> **Work required**
Every line in the data below that has the word "initial" should be returned.

[Document layout detection data]
· · · · ·
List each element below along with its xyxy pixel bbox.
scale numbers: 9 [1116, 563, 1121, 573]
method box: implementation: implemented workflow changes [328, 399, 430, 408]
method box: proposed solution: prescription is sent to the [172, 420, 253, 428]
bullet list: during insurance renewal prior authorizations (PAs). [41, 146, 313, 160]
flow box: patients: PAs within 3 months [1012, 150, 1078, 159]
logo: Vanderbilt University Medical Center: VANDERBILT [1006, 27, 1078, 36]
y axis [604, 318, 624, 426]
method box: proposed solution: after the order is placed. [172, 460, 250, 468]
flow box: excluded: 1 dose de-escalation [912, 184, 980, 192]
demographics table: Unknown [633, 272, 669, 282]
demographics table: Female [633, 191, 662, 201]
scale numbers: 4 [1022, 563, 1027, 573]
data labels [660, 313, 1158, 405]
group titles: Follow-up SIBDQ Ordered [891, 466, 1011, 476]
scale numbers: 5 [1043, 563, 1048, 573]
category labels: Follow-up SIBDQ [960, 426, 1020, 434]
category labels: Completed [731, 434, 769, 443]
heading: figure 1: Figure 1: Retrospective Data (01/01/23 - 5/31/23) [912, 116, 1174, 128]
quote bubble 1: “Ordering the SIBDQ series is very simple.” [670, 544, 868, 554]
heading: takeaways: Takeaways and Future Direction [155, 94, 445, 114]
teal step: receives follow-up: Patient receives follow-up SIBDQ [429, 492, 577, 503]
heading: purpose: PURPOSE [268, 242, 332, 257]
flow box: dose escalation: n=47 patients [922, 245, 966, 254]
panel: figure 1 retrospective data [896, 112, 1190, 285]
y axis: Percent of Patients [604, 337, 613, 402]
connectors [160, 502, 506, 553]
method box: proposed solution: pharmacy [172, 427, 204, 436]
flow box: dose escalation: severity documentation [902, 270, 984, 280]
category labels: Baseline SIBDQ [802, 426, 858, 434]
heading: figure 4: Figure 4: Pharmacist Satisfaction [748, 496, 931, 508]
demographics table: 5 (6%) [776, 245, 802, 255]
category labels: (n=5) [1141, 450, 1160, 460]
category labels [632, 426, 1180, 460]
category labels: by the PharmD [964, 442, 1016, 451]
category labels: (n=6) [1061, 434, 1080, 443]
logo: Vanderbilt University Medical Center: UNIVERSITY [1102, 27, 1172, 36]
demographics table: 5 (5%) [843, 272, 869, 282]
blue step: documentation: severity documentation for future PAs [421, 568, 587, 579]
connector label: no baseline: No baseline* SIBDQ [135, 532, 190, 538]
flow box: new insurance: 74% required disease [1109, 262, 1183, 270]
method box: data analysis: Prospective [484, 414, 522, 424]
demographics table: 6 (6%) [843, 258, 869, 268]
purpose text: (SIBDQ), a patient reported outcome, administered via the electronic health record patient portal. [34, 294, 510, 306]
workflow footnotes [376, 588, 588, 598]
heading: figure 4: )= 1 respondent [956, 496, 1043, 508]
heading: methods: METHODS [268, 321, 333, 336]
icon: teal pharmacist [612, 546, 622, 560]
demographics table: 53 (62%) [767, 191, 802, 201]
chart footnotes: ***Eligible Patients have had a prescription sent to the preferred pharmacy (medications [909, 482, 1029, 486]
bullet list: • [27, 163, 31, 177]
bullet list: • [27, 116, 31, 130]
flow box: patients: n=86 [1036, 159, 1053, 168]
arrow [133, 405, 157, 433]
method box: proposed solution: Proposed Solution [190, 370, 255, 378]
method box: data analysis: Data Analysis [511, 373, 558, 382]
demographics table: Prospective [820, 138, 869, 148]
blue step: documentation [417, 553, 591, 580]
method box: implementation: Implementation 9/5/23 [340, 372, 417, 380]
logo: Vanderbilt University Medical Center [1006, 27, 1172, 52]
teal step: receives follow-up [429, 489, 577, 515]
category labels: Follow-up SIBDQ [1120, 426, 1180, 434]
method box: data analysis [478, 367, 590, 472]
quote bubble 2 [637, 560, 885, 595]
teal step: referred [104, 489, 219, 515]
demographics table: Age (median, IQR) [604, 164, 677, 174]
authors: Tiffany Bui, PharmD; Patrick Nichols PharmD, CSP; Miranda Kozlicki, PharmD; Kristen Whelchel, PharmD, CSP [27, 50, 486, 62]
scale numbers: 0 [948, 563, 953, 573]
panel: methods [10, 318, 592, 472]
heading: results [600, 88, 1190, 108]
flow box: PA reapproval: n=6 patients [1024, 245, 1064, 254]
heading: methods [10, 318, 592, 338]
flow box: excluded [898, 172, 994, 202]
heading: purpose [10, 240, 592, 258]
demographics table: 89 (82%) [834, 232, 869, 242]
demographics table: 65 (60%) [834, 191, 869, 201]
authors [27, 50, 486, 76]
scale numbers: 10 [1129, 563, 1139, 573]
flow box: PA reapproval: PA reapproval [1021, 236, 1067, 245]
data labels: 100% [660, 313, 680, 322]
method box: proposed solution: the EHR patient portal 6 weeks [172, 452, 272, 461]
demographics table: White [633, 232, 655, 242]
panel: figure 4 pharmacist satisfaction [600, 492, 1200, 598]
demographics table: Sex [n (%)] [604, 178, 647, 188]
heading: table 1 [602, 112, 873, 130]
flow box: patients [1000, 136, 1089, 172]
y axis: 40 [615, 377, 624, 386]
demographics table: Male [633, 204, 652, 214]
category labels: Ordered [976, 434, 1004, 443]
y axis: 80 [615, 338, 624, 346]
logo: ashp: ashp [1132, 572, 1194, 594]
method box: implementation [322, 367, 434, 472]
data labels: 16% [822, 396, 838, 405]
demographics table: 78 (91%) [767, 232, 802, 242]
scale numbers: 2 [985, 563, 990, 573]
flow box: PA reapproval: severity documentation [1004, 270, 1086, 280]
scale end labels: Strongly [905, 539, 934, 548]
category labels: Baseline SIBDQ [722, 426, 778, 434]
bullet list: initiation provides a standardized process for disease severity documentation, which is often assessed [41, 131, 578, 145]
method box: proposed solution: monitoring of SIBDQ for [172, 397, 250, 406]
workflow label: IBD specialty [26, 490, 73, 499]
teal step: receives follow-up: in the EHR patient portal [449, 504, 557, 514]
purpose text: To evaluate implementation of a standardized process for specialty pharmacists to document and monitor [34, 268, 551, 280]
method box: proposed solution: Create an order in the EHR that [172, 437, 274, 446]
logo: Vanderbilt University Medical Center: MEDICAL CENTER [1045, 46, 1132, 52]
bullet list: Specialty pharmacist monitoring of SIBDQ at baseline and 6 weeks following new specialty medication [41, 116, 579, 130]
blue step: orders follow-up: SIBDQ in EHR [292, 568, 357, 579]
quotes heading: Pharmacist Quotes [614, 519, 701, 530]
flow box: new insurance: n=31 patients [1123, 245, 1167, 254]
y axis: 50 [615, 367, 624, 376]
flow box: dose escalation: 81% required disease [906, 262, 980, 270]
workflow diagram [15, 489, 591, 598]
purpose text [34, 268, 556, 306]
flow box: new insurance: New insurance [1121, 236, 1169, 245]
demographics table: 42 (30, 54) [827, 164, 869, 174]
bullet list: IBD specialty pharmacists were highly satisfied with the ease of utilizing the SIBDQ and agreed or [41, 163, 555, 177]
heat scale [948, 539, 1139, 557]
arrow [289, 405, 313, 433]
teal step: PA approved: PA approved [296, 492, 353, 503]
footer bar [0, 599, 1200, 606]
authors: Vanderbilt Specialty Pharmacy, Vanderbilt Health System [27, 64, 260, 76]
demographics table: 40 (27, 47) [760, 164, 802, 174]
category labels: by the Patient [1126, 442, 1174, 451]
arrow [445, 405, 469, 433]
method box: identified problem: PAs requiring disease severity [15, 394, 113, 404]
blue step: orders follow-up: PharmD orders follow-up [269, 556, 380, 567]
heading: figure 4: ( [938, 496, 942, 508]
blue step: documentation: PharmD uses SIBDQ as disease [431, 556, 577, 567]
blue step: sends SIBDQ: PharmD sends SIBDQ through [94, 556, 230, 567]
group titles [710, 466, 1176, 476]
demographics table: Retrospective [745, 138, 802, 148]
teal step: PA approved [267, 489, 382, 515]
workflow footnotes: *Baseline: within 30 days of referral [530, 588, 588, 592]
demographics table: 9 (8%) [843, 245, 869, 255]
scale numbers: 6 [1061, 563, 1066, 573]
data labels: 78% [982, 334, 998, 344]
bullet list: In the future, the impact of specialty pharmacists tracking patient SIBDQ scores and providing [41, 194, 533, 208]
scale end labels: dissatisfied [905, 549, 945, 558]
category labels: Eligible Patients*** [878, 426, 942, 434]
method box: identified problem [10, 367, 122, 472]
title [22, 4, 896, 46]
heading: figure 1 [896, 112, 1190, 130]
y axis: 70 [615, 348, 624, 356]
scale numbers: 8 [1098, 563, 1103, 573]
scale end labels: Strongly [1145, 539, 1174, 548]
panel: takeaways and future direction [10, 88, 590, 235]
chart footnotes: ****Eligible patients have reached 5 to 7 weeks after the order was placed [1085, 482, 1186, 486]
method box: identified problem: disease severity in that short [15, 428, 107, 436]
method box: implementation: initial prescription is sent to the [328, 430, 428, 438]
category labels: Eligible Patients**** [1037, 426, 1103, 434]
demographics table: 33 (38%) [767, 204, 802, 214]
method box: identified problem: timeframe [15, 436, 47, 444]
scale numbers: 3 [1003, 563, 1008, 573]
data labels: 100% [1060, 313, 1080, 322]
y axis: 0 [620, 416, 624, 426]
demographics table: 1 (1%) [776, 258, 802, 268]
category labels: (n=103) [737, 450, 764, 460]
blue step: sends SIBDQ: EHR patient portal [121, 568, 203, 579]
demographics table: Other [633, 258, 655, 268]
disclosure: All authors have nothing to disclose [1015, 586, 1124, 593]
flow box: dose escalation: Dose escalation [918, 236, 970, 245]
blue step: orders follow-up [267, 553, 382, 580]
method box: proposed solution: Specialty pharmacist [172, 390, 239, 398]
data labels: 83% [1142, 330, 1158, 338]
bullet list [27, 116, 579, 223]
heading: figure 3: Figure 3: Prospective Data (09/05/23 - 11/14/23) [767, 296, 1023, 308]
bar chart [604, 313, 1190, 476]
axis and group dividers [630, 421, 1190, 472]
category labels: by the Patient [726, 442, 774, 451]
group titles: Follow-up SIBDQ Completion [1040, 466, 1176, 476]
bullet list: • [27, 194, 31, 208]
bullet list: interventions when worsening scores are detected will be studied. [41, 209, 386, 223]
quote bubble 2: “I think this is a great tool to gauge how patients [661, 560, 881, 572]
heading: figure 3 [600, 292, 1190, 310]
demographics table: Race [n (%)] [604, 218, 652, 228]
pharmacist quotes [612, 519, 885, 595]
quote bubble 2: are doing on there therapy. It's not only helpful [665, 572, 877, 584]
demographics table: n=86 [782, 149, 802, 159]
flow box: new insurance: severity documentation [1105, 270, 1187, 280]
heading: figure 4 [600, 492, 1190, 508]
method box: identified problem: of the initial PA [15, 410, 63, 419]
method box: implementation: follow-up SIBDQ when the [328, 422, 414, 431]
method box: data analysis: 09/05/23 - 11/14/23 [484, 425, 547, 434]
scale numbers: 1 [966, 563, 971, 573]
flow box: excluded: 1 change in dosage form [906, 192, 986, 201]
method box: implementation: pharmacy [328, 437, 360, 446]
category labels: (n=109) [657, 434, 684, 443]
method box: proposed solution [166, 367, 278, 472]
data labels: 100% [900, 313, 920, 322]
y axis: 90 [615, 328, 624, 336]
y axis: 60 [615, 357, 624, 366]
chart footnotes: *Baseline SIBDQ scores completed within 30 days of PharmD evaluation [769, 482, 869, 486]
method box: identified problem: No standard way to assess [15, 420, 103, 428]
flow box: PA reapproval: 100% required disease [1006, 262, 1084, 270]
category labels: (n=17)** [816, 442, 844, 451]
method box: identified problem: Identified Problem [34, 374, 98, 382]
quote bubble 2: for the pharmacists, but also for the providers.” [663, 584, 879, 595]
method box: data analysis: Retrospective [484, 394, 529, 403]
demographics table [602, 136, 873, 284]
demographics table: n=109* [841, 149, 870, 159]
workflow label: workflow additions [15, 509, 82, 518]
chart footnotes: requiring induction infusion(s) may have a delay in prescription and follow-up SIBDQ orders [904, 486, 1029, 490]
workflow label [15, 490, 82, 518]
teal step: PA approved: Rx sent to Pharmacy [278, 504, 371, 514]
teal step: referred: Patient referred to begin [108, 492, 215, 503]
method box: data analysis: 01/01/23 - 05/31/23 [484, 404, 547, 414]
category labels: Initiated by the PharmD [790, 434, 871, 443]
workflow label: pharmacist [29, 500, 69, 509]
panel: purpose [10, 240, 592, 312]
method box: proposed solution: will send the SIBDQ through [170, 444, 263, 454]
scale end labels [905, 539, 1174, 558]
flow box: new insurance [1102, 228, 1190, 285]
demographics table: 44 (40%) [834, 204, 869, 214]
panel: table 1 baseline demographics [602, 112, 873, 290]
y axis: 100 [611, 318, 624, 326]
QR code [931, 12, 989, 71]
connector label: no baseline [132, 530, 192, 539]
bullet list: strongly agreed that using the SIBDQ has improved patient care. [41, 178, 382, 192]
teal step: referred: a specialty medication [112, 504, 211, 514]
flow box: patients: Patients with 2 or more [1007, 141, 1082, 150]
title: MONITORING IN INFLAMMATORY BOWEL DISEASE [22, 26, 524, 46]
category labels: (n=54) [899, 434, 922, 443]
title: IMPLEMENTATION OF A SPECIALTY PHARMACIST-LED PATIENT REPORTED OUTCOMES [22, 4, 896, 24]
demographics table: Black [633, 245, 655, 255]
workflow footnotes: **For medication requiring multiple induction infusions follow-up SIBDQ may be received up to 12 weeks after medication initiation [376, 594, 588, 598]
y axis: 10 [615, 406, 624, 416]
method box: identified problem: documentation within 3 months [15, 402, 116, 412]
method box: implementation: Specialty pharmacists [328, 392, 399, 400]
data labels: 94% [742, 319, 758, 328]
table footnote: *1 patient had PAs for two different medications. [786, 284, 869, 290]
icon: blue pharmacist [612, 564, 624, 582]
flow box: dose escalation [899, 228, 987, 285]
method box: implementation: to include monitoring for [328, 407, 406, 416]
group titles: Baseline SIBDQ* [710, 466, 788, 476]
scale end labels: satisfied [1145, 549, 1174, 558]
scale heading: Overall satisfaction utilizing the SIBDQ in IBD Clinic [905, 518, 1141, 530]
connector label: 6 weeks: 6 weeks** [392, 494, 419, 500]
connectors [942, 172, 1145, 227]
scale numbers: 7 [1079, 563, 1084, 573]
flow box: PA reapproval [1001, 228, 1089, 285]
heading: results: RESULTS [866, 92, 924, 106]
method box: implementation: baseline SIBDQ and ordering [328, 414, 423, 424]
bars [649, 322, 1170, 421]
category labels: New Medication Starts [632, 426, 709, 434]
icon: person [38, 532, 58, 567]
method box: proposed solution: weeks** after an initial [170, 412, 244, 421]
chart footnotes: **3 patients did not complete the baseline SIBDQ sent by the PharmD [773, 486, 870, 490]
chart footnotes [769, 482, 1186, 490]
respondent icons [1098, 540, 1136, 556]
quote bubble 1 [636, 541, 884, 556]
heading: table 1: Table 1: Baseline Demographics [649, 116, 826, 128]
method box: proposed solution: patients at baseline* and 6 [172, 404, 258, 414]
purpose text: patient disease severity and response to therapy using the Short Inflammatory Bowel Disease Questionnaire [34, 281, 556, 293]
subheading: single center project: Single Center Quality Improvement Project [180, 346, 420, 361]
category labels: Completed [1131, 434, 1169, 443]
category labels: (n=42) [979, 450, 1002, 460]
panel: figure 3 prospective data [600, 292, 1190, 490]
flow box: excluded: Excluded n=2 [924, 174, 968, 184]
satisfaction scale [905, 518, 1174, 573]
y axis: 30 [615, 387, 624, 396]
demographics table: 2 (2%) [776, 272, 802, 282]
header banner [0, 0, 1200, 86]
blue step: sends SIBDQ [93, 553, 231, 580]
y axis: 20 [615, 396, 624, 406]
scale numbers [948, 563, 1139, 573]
· · · · ·
> **Task output**
method box: implementation: initial prescription is sent to the [328, 430, 428, 438]
method box: identified problem: of the initial PA [15, 410, 63, 419]
method box: proposed solution: weeks** after an initial [170, 412, 244, 421]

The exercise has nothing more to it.